## YOUR OBJECTIVE
Look for the string "工业催化" in every line, and copy each line that has it.

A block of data
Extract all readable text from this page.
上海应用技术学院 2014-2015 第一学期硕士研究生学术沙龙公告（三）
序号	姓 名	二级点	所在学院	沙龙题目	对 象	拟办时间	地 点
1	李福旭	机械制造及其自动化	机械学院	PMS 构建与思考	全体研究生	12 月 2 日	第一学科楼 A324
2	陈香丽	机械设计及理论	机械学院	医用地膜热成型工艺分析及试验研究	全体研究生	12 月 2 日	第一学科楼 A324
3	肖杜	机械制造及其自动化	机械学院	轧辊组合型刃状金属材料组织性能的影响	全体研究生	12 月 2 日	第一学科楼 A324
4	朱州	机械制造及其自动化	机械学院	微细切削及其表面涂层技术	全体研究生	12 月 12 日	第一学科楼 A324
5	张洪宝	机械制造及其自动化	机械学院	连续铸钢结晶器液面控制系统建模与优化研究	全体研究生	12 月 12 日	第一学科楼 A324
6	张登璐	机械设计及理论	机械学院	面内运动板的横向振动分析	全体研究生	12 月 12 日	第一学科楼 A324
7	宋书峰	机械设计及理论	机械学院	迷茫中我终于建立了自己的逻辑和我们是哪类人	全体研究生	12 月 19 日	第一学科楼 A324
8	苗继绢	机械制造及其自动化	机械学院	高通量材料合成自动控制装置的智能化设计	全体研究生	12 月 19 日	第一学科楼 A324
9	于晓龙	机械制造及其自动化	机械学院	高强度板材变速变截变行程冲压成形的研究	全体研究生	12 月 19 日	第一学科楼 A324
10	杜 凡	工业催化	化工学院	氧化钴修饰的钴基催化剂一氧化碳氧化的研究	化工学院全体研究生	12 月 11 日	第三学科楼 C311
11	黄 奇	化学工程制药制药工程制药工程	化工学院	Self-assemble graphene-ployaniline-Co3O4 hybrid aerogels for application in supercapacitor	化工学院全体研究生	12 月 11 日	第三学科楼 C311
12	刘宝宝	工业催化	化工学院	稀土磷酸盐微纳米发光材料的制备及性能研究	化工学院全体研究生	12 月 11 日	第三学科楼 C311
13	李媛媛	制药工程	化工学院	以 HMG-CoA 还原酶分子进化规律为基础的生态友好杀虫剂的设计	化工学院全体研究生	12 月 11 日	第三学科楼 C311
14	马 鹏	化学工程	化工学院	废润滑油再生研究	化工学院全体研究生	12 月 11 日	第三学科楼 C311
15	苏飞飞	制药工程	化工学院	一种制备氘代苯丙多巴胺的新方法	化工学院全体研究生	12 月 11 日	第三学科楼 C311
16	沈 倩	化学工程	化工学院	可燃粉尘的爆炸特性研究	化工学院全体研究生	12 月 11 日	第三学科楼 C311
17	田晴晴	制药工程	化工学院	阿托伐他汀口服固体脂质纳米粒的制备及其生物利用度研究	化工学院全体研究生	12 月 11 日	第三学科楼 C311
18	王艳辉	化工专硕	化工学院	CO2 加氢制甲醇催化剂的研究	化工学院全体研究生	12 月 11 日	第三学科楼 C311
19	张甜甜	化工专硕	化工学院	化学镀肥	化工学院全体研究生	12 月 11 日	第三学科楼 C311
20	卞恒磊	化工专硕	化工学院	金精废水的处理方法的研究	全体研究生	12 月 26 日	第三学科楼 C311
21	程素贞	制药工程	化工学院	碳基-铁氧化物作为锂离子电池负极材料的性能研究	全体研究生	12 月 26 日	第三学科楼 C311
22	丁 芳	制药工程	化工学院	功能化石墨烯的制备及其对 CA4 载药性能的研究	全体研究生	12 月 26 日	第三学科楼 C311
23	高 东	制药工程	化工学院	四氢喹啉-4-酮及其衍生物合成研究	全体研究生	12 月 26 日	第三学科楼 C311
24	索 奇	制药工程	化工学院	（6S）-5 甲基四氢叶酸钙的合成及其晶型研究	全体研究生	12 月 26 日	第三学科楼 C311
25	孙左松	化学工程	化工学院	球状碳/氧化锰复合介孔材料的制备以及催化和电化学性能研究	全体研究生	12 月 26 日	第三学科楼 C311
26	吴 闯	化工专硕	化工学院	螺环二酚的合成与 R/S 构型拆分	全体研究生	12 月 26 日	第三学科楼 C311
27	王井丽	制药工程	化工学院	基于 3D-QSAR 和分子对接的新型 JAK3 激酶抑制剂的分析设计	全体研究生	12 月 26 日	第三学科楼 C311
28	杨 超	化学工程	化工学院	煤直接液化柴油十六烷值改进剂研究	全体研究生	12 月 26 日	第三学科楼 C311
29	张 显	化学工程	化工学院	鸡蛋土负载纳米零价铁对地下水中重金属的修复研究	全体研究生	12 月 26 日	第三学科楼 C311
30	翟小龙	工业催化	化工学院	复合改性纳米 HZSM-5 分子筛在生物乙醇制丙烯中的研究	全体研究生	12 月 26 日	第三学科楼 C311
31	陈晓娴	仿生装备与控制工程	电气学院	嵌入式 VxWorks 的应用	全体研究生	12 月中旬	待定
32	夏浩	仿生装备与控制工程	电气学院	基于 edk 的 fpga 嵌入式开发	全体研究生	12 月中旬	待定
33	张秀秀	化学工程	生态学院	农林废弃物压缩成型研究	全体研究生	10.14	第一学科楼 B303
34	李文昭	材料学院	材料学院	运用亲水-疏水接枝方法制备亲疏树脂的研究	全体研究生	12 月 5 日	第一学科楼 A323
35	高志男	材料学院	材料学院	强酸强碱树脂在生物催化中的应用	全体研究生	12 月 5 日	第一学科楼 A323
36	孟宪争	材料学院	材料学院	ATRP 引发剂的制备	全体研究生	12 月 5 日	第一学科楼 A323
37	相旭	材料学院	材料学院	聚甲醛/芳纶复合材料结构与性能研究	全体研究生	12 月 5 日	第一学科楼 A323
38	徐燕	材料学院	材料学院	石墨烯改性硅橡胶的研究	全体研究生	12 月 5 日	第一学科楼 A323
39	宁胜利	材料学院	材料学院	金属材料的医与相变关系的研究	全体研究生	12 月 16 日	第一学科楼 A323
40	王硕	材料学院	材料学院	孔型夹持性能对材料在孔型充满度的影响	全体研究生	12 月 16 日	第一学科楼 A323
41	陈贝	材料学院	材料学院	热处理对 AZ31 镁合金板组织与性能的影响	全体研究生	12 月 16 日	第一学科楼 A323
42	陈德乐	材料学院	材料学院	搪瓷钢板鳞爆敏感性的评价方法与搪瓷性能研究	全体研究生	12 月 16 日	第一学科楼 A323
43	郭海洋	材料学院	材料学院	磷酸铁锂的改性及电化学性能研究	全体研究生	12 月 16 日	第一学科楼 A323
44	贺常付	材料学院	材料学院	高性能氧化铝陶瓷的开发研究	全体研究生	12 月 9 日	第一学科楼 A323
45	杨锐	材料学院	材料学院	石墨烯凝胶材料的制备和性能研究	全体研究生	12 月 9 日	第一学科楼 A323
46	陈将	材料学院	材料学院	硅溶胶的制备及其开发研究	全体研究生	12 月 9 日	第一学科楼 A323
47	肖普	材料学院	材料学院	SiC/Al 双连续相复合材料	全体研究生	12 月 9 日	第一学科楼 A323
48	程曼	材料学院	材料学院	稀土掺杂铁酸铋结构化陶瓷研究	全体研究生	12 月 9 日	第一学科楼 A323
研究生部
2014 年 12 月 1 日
* * *
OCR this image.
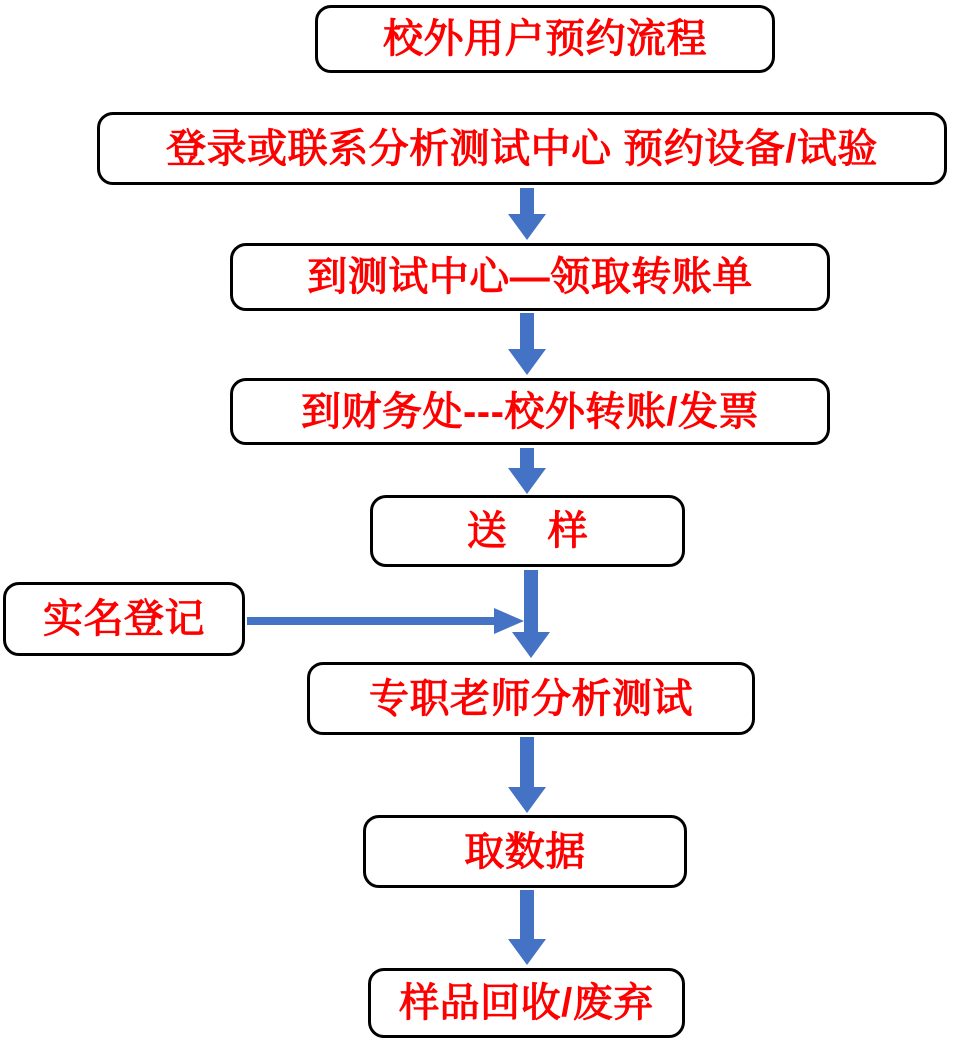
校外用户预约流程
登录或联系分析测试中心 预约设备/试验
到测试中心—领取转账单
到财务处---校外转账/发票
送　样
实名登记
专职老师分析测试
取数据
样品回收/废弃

## RESULT OF THE TASK
10	杜 凡	工业催化	化工学院	氧化钴修饰的钴基催化剂一氧化碳氧化的研究	化工学院全体研究生	12 月 11 日	第三学科楼 C311
12	刘宝宝	工业催化	化工学院	稀土磷酸盐微纳米发光材料的制备及性能研究	化工学院全体研究生	12 月 11 日	第三学科楼 C311
30	翟小龙	工业催化	化工学院	复合改性纳米 HZSM-5 分子筛在生物乙醇制丙烯中的研究	全体研究生	12 月 26 日	第三学科楼 C311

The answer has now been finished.